*Given data:*
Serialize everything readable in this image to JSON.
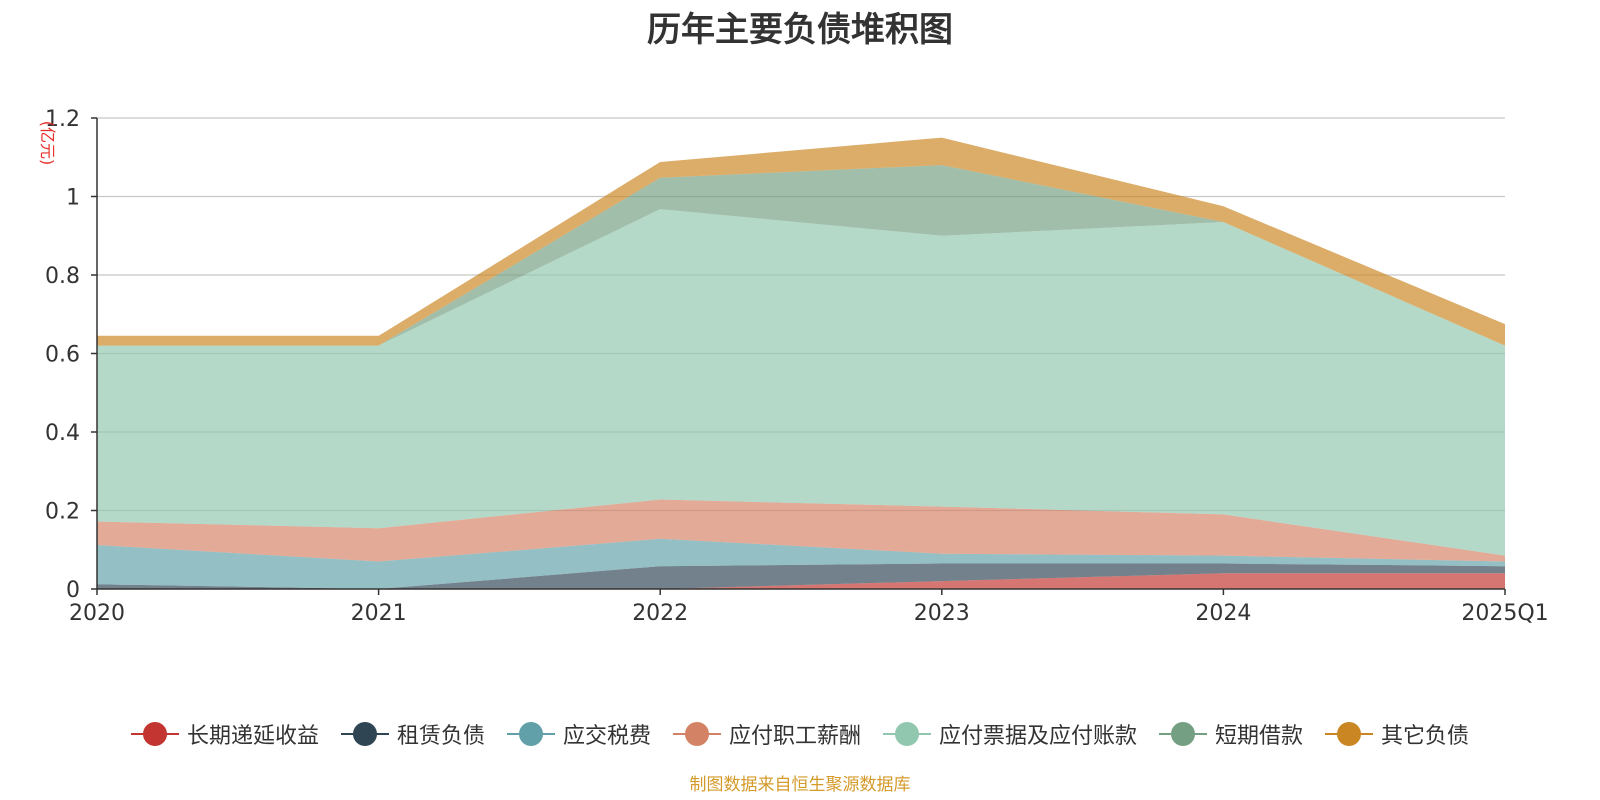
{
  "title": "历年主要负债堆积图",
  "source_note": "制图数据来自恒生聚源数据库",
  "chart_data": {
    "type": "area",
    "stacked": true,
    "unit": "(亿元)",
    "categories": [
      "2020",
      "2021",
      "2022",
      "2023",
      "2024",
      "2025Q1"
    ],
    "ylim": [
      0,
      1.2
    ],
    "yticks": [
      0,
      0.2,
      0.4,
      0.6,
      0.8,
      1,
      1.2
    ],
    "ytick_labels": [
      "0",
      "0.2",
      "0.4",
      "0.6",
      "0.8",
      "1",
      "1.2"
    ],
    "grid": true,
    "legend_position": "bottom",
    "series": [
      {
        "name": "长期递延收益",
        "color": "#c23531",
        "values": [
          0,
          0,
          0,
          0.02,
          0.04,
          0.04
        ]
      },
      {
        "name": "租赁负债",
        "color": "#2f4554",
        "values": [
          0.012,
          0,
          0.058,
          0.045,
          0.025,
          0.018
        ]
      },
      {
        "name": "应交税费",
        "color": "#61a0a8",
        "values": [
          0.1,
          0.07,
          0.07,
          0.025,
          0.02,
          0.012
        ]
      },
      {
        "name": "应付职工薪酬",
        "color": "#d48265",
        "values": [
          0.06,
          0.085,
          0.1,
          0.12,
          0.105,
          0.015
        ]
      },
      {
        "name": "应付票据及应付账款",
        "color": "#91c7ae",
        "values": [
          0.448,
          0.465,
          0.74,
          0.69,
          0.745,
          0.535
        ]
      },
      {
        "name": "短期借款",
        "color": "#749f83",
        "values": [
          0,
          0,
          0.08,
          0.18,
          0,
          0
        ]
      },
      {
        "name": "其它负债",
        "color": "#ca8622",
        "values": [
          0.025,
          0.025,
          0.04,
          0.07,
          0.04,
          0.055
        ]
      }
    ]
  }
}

*What you should do:*
Pick out every line with the string "color" and copy it.

*Right answer:*
        "color": "#c23531",
        "color": "#2f4554",
        "color": "#61a0a8",
        "color": "#d48265",
        "color": "#91c7ae",
        "color": "#749f83",
        "color": "#ca8622",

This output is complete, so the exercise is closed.